# start of Available records

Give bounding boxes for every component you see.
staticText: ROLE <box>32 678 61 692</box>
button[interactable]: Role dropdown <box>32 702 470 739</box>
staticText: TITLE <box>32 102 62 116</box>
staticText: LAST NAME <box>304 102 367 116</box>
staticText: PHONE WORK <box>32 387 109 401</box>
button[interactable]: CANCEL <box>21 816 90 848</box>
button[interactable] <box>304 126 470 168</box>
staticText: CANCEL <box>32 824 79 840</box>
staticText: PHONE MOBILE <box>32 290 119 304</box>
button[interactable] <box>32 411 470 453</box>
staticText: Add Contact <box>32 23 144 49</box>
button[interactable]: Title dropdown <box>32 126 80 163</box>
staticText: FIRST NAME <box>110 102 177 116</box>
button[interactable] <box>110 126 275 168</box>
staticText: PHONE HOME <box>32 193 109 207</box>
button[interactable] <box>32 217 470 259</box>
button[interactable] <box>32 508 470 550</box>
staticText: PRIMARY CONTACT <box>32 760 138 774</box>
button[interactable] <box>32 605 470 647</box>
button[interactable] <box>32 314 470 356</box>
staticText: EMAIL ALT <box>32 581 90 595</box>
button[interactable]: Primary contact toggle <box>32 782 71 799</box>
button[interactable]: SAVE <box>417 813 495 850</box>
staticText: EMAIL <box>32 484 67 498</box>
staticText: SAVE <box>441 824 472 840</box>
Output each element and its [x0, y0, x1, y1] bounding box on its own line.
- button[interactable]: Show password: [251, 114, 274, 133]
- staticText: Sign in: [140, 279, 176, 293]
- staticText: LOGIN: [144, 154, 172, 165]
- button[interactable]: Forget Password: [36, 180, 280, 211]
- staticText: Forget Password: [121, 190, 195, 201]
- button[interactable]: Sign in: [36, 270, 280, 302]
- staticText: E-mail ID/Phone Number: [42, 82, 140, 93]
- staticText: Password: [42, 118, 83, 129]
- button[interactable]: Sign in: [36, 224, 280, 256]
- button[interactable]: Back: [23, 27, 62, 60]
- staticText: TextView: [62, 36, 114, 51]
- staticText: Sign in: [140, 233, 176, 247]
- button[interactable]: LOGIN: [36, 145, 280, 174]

# end of Available records

**The exercise:**
Copy everything from the first line down to the line containing "staticText: PHONE MOBILE", renaming "CANCEL" to "DISMISS" and leaving all else unchanged.

**Full solution:**
Give bounding boxes for every component you see.
staticText: ROLE <box>32 678 61 692</box>
button[interactable]: Role dropdown <box>32 702 470 739</box>
staticText: TITLE <box>32 102 62 116</box>
staticText: LAST NAME <box>304 102 367 116</box>
staticText: PHONE WORK <box>32 387 109 401</box>
button[interactable]: DISMISS <box>21 816 90 848</box>
button[interactable] <box>304 126 470 168</box>
staticText: DISMISS <box>32 824 79 840</box>
staticText: PHONE MOBILE <box>32 290 119 304</box>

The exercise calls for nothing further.